***** Records for the exercise *****
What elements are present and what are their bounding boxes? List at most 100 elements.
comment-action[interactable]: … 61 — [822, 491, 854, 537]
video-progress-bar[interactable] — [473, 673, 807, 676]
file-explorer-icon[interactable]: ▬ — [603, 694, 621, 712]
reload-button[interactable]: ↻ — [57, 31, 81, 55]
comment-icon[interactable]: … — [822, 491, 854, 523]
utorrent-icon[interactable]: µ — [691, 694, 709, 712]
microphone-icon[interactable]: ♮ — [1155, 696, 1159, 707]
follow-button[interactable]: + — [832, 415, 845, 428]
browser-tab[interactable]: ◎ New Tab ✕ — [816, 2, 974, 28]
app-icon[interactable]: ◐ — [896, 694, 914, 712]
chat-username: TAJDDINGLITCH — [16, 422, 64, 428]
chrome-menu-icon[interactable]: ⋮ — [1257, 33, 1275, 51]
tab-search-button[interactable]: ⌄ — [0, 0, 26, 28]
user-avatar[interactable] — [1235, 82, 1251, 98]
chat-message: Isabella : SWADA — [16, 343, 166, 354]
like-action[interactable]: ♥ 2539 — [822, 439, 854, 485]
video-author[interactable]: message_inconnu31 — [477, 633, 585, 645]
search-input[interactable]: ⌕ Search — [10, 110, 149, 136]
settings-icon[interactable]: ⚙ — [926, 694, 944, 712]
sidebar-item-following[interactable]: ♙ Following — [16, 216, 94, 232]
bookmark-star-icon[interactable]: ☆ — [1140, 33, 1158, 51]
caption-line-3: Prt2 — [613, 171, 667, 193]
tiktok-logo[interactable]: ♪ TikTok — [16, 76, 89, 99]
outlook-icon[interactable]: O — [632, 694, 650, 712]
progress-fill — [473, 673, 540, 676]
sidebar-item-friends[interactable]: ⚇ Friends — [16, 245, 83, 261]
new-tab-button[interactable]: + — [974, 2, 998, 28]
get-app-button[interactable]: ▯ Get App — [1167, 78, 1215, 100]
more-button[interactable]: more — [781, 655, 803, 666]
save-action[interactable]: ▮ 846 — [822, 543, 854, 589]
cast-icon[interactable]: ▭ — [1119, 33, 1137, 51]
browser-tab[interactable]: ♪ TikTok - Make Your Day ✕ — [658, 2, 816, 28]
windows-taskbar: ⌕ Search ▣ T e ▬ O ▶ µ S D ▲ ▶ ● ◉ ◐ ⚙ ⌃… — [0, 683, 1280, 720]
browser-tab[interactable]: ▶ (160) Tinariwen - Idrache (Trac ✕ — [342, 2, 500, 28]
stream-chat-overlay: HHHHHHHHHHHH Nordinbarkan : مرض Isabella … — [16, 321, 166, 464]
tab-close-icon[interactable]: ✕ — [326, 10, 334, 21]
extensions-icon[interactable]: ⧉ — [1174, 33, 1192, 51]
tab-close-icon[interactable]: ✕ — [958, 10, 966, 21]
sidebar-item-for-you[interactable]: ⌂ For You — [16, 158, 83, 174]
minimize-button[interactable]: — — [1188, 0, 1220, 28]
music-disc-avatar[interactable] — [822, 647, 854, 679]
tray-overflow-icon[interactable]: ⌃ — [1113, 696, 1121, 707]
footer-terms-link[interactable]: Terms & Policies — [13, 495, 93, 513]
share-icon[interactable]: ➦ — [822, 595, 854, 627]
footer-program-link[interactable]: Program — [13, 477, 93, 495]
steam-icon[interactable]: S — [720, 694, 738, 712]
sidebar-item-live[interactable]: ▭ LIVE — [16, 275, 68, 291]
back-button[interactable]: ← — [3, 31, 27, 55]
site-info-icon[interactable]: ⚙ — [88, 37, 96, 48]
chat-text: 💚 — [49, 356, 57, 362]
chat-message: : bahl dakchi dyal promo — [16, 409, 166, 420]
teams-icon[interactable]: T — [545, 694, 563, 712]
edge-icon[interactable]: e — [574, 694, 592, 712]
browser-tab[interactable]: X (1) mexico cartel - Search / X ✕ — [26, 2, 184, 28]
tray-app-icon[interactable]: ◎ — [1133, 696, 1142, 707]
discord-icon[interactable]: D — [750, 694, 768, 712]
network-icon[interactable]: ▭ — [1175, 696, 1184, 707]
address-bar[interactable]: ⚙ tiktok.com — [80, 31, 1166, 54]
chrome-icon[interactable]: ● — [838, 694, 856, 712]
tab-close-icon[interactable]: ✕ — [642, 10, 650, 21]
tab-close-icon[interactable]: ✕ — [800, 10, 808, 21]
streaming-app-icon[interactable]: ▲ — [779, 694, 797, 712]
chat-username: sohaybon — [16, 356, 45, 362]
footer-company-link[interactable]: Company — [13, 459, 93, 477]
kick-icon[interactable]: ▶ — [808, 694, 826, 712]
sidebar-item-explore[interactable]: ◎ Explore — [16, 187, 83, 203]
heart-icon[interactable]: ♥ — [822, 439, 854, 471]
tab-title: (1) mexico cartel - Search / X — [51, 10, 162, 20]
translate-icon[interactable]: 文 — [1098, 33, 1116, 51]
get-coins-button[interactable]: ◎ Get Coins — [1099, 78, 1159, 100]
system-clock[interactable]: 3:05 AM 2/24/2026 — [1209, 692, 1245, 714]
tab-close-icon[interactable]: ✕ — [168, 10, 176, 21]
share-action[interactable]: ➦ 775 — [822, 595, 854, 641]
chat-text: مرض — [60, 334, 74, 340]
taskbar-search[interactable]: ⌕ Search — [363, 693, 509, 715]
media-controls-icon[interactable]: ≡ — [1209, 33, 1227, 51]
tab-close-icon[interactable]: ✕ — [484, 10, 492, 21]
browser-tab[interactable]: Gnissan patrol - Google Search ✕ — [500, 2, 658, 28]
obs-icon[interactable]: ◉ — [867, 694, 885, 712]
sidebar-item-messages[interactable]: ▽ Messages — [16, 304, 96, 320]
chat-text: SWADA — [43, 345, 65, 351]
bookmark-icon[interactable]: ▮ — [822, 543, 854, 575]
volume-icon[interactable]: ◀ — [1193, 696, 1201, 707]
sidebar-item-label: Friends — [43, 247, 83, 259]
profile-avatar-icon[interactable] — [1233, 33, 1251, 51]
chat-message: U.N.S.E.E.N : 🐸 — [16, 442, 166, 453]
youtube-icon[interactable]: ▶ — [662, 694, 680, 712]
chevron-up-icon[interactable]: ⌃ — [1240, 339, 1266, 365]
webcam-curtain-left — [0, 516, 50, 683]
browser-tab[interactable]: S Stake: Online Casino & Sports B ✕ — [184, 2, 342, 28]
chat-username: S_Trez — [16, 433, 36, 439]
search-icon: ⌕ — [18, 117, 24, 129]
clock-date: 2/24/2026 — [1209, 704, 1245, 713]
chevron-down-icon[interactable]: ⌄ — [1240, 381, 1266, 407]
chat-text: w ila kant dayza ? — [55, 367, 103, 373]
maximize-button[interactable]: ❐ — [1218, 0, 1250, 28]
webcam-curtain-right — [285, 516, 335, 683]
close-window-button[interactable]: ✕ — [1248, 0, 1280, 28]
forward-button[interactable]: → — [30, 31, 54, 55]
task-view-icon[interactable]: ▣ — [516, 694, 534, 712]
*****
**Problem requirements:** Quote all of the lines above word for word, without changing anything.

**Result of the exercise:**
What elements are present and what are their bounding boxes? List at most 100 elements.
comment-action[interactable]: … 61 — [822, 491, 854, 537]
video-progress-bar[interactable] — [473, 673, 807, 676]
file-explorer-icon[interactable]: ▬ — [603, 694, 621, 712]
reload-button[interactable]: ↻ — [57, 31, 81, 55]
comment-icon[interactable]: … — [822, 491, 854, 523]
utorrent-icon[interactable]: µ — [691, 694, 709, 712]
microphone-icon[interactable]: ♮ — [1155, 696, 1159, 707]
follow-button[interactable]: + — [832, 415, 845, 428]
browser-tab[interactable]: ◎ New Tab ✕ — [816, 2, 974, 28]
app-icon[interactable]: ◐ — [896, 694, 914, 712]
chat-username: TAJDDINGLITCH — [16, 422, 64, 428]
chrome-menu-icon[interactable]: ⋮ — [1257, 33, 1275, 51]
tab-search-button[interactable]: ⌄ — [0, 0, 26, 28]
user-avatar[interactable] — [1235, 82, 1251, 98]
chat-message: Isabella : SWADA — [16, 343, 166, 354]
like-action[interactable]: ♥ 2539 — [822, 439, 854, 485]
video-author[interactable]: message_inconnu31 — [477, 633, 585, 645]
search-input[interactable]: ⌕ Search — [10, 110, 149, 136]
settings-icon[interactable]: ⚙ — [926, 694, 944, 712]
sidebar-item-following[interactable]: ♙ Following — [16, 216, 94, 232]
bookmark-star-icon[interactable]: ☆ — [1140, 33, 1158, 51]
caption-line-3: Prt2 — [613, 171, 667, 193]
tiktok-logo[interactable]: ♪ TikTok — [16, 76, 89, 99]
outlook-icon[interactable]: O — [632, 694, 650, 712]
progress-fill — [473, 673, 540, 676]
sidebar-item-friends[interactable]: ⚇ Friends — [16, 245, 83, 261]
new-tab-button[interactable]: + — [974, 2, 998, 28]
get-app-button[interactable]: ▯ Get App — [1167, 78, 1215, 100]
more-button[interactable]: more — [781, 655, 803, 666]
save-action[interactable]: ▮ 846 — [822, 543, 854, 589]
cast-icon[interactable]: ▭ — [1119, 33, 1137, 51]
browser-tab[interactable]: ♪ TikTok - Make Your Day ✕ — [658, 2, 816, 28]
windows-taskbar: ⌕ Search ▣ T e ▬ O ▶ µ S D ▲ ▶ ● ◉ ◐ ⚙ ⌃… — [0, 683, 1280, 720]
browser-tab[interactable]: ▶ (160) Tinariwen - Idrache (Trac ✕ — [342, 2, 500, 28]
stream-chat-overlay: HHHHHHHHHHHH Nordinbarkan : مرض Isabella … — [16, 321, 166, 464]
tab-close-icon[interactable]: ✕ — [326, 10, 334, 21]
extensions-icon[interactable]: ⧉ — [1174, 33, 1192, 51]
tab-close-icon[interactable]: ✕ — [958, 10, 966, 21]
sidebar-item-for-you[interactable]: ⌂ For You — [16, 158, 83, 174]
minimize-button[interactable]: — — [1188, 0, 1220, 28]
music-disc-avatar[interactable] — [822, 647, 854, 679]
tray-overflow-icon[interactable]: ⌃ — [1113, 696, 1121, 707]
footer-terms-link[interactable]: Terms & Policies — [13, 495, 93, 513]
share-icon[interactable]: ➦ — [822, 595, 854, 627]
footer-program-link[interactable]: Program — [13, 477, 93, 495]
steam-icon[interactable]: S — [720, 694, 738, 712]
sidebar-item-live[interactable]: ▭ LIVE — [16, 275, 68, 291]
back-button[interactable]: ← — [3, 31, 27, 55]
site-info-icon[interactable]: ⚙ — [88, 37, 96, 48]
chat-text: 💚 — [49, 356, 57, 362]
chat-message: : bahl dakchi dyal promo — [16, 409, 166, 420]
teams-icon[interactable]: T — [545, 694, 563, 712]
edge-icon[interactable]: e — [574, 694, 592, 712]
browser-tab[interactable]: X (1) mexico cartel - Search / X ✕ — [26, 2, 184, 28]
tray-app-icon[interactable]: ◎ — [1133, 696, 1142, 707]
discord-icon[interactable]: D — [750, 694, 768, 712]
network-icon[interactable]: ▭ — [1175, 696, 1184, 707]
address-bar[interactable]: ⚙ tiktok.com — [80, 31, 1166, 54]
chrome-icon[interactable]: ● — [838, 694, 856, 712]
tab-close-icon[interactable]: ✕ — [642, 10, 650, 21]
tab-close-icon[interactable]: ✕ — [800, 10, 808, 21]
streaming-app-icon[interactable]: ▲ — [779, 694, 797, 712]
chat-username: sohaybon — [16, 356, 45, 362]
footer-company-link[interactable]: Company — [13, 459, 93, 477]
kick-icon[interactable]: ▶ — [808, 694, 826, 712]
sidebar-item-explore[interactable]: ◎ Explore — [16, 187, 83, 203]
heart-icon[interactable]: ♥ — [822, 439, 854, 471]
tab-title: (1) mexico cartel - Search / X — [51, 10, 162, 20]
translate-icon[interactable]: 文 — [1098, 33, 1116, 51]
get-coins-button[interactable]: ◎ Get Coins — [1099, 78, 1159, 100]
system-clock[interactable]: 3:05 AM 2/24/2026 — [1209, 692, 1245, 714]
tab-close-icon[interactable]: ✕ — [168, 10, 176, 21]
share-action[interactable]: ➦ 775 — [822, 595, 854, 641]
chat-text: مرض — [60, 334, 74, 340]
taskbar-search[interactable]: ⌕ Search — [363, 693, 509, 715]
media-controls-icon[interactable]: ≡ — [1209, 33, 1227, 51]
tab-close-icon[interactable]: ✕ — [484, 10, 492, 21]
browser-tab[interactable]: Gnissan patrol - Google Search ✕ — [500, 2, 658, 28]
obs-icon[interactable]: ◉ — [867, 694, 885, 712]
sidebar-item-messages[interactable]: ▽ Messages — [16, 304, 96, 320]
chat-text: SWADA — [43, 345, 65, 351]
bookmark-icon[interactable]: ▮ — [822, 543, 854, 575]
volume-icon[interactable]: ◀ — [1193, 696, 1201, 707]
sidebar-item-label: Friends — [43, 247, 83, 259]
profile-avatar-icon[interactable] — [1233, 33, 1251, 51]
chat-message: U.N.S.E.E.N : 🐸 — [16, 442, 166, 453]
youtube-icon[interactable]: ▶ — [662, 694, 680, 712]
chevron-up-icon[interactable]: ⌃ — [1240, 339, 1266, 365]
webcam-curtain-left — [0, 516, 50, 683]
browser-tab[interactable]: S Stake: Online Casino & Sports B ✕ — [184, 2, 342, 28]
chat-username: S_Trez — [16, 433, 36, 439]
search-icon: ⌕ — [18, 117, 24, 129]
clock-date: 2/24/2026 — [1209, 704, 1245, 713]
chevron-down-icon[interactable]: ⌄ — [1240, 381, 1266, 407]
chat-text: w ila kant dayza ? — [55, 367, 103, 373]
maximize-button[interactable]: ❐ — [1218, 0, 1250, 28]
webcam-curtain-right — [285, 516, 335, 683]
close-window-button[interactable]: ✕ — [1248, 0, 1280, 28]
forward-button[interactable]: → — [30, 31, 54, 55]
task-view-icon[interactable]: ▣ — [516, 694, 534, 712]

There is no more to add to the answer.